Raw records
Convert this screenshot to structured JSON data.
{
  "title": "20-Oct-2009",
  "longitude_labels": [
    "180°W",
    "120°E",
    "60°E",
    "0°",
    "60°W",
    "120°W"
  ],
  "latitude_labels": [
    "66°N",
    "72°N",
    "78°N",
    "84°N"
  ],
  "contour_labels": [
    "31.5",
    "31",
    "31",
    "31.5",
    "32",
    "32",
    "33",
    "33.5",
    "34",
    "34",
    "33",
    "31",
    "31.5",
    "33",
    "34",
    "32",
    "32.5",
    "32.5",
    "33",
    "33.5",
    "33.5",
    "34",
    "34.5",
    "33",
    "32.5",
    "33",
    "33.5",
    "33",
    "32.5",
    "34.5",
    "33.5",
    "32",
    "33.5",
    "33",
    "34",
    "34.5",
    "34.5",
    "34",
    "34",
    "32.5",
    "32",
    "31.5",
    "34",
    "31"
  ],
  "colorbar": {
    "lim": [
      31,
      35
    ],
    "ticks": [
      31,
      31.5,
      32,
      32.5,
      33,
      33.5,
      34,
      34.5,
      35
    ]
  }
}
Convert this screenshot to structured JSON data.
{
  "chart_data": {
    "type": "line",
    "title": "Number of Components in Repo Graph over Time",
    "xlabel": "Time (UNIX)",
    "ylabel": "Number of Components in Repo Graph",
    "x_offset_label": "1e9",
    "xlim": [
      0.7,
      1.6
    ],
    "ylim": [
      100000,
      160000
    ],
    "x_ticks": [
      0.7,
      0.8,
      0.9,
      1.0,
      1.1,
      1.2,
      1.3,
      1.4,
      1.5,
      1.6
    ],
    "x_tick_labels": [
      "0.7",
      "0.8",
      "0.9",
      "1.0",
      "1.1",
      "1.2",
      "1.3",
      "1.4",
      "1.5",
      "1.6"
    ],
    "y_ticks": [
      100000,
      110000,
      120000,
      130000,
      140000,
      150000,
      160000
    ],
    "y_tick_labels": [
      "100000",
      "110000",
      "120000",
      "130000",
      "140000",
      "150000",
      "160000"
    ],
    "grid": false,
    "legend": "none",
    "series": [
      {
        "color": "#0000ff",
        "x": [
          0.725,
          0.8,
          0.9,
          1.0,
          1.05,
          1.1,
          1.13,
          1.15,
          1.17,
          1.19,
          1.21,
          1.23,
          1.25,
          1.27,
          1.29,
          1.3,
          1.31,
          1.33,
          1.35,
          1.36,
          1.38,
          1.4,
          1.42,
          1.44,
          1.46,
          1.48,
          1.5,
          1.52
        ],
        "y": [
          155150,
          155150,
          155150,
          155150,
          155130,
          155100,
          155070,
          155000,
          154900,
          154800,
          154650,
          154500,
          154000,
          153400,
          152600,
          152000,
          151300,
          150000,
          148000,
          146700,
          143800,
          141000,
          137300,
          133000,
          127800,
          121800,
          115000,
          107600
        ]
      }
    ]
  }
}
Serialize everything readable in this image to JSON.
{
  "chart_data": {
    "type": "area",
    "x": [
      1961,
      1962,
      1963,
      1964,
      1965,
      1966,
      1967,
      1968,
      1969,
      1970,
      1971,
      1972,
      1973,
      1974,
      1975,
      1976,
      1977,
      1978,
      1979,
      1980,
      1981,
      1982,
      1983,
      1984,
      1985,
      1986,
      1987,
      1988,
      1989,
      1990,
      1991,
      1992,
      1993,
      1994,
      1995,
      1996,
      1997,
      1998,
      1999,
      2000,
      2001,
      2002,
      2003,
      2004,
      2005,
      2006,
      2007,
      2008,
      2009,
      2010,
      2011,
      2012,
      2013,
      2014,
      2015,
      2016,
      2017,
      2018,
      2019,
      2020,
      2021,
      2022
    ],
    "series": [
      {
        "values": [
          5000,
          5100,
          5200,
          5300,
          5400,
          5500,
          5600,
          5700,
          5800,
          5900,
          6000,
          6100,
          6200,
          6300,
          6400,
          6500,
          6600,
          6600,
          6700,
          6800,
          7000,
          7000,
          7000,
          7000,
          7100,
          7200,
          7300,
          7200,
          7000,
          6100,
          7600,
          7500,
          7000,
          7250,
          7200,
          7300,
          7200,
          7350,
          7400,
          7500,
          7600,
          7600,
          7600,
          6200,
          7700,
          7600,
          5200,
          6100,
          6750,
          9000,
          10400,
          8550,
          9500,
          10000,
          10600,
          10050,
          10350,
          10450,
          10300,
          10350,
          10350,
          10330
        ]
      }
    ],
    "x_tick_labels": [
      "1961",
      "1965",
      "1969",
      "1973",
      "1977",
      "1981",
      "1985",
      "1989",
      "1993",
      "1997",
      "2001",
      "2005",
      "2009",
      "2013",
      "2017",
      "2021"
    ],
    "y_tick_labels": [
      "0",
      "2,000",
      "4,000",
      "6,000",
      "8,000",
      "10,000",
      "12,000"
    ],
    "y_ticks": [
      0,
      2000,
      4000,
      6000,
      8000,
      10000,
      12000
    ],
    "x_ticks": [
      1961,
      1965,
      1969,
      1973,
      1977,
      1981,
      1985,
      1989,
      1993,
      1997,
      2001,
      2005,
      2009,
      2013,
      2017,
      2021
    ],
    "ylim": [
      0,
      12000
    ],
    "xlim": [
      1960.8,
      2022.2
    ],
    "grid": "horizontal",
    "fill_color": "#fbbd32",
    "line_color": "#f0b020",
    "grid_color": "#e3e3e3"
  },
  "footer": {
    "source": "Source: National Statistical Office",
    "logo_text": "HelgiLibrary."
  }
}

EXERCISE DIRECTIONS – Track down every line holding the string "Number" and copy it.

EXERCISE SOLUTION –
    "title": "Number of Components in Repo Graph over Time",
    "ylabel": "Number of Components in Repo Graph",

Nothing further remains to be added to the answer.